* **Soal Latihan**
a) Salin tanpa perubahan sedikit pun bagian teks sumber tentang religiusitas dan korupsi, mulai dari "Indonesia kerap disebut" sampai dengan "akrab dengan Tuhan.".
b) Jawablah pertanyaan berikut berdasarkan teks sumber tentang religiusitas dan korupsi.
(i) Menurut laporan siapa dan tahun berapa Indonesia masuk tujuh besar negara paling religius?
(ii) Di posisi mana Indonesia berada dalam Indeks Persepsi Korupsi?
(iii) Pada tanggal berapa opini Kompas yang disebut dalam teks itu terbit?

* **Teks Sumber**
/

Dari Legalitas ke Nurani: Membaca 'Reopening Muslim Minds' dalam Kerangka Fikih Akbar

Indonesia kerap disebut sebagai negara yang religius. Survei demi survei menegaskan itu. Masjid tak sulit ditemukan. Suara doa mengiringi banyak acara. Ceramah dan zikir menyemarakkan ruang publik. Dalam banyak hal, kita terlihat akrab dengan Tuhan.

Namun di balik itu, data bicara lain. Korupsi masih tumbuh subur. Amanah mudah dibelokkan. Hukum kerap ditekuk oleh kuasa. Dalam laporan CEOWorld tahun 2024, Indonesia masuk tujuh besar negara paling religius. Tapi dalam Indeks Persepsi Korupsi, kita tersuruk di separuh terbawah. Ini bukan sekadar ironi. Ini kegagalan "keberagamaan".

Pertanyaan yang menggantung yg tak bisa lagi ditunda adalah mengapa masyarakat yang terlihat dekat dengan Tuhan, justru mudah mengkhianati nilai-nilai-Nya?

Opini Kompas yang terbit pada 8 Maret 2025 menyuarakan keresahan yang sama. Judulnya singkat, tapi menghantam: “Religius, tetapi Gemar Korupsi; Apa yang Salah?”. Di sana tergambar paradoks ini dengan telanjang: mayoritas penduduk Indonesia mengaku religius, tapi itu tak tercermin dalam kualitas etika publik. Ibadah dijalankan, tapi integritas runtuh. Larangan Tuhan diulang-ulang, tapi pelanggaran terjadi tanpa gentar. Ini bukan hanya masalah moralitas. Ini soal cara kita memahami agama.

Entri wilayah tata letak:
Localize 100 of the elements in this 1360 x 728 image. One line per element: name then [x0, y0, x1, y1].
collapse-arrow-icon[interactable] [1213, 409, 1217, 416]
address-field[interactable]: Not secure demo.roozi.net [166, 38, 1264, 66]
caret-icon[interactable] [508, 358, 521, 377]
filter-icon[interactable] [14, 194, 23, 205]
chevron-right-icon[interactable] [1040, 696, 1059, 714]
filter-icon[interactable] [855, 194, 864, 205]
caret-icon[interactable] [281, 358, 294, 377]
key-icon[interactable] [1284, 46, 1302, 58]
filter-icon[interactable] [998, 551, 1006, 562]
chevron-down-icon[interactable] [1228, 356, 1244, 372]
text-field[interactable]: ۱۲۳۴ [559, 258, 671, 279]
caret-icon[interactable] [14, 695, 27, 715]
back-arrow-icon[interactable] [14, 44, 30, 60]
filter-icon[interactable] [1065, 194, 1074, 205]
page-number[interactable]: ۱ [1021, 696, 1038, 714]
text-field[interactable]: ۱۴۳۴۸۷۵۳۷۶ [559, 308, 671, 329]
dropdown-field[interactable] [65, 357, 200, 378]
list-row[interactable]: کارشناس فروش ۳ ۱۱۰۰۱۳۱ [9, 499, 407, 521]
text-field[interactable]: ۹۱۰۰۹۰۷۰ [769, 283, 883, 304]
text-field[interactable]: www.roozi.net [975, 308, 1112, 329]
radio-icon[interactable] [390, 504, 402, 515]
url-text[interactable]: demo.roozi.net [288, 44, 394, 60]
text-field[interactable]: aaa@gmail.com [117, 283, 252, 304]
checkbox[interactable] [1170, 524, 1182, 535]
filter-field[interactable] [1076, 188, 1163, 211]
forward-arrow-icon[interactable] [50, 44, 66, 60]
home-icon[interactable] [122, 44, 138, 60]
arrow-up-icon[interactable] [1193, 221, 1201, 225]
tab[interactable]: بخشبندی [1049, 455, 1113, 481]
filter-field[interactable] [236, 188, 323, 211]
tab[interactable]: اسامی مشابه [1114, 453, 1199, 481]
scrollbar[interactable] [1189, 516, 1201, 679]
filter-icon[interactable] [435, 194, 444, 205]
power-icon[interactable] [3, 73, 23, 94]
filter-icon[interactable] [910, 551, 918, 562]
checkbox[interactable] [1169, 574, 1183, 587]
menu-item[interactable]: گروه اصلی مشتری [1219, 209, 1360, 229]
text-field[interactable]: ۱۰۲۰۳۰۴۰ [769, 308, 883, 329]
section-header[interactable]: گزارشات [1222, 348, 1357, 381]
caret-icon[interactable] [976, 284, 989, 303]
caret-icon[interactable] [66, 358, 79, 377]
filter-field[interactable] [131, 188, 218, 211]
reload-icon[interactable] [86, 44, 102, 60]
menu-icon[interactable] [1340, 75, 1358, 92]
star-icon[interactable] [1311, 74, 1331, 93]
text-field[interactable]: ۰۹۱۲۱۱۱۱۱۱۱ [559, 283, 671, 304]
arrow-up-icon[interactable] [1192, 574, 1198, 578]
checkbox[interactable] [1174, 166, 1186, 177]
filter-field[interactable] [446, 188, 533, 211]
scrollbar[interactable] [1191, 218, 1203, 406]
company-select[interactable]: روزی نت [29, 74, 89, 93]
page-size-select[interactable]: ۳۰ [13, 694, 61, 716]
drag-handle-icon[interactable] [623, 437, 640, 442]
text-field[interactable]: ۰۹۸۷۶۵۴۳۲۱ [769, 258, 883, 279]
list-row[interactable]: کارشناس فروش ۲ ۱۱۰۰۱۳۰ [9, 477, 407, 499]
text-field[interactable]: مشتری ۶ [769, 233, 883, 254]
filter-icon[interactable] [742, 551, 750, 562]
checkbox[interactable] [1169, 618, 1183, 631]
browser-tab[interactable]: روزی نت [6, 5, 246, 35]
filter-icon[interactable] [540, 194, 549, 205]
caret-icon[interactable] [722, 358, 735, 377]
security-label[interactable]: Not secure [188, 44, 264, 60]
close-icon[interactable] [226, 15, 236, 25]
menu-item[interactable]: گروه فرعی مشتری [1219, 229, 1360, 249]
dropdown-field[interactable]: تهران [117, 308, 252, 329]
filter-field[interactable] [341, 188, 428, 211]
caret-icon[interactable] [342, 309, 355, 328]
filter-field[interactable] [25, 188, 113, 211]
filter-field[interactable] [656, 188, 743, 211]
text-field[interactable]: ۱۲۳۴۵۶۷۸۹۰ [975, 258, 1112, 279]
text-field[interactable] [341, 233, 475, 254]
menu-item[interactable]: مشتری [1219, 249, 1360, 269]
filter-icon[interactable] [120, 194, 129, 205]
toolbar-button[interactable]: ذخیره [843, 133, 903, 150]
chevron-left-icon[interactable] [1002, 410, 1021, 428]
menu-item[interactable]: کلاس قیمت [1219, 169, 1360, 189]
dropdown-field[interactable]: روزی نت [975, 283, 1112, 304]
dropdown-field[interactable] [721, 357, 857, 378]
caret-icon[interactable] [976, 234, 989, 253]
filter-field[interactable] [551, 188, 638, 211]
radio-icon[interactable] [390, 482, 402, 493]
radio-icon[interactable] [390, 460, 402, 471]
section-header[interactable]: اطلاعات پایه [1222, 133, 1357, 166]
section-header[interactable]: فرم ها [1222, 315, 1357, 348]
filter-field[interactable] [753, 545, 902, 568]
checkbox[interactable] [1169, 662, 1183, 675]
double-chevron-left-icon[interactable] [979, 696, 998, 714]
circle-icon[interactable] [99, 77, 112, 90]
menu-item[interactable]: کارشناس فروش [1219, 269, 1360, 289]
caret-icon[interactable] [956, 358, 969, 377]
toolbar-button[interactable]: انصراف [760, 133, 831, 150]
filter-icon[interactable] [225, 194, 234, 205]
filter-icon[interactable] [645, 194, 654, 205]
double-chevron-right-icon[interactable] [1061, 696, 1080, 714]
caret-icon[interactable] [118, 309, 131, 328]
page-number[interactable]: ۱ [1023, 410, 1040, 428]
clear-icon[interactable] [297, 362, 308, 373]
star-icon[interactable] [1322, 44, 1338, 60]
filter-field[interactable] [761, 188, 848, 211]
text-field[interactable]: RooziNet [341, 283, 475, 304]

* **Kunci Jawaban**
a)
Indonesia kerap disebut sebagai negara yang religius. Survei demi survei menegaskan itu. Masjid tak sulit ditemukan. Suara doa mengiringi banyak acara. Ceramah dan zikir menyemarakkan ruang publik. Dalam banyak hal, kita terlihat akrab dengan Tuhan.

b)
(i) Laporan CEOWorld tahun 2024.
(ii) Di separuh terbawah.
(iii) 8 Maret 2025.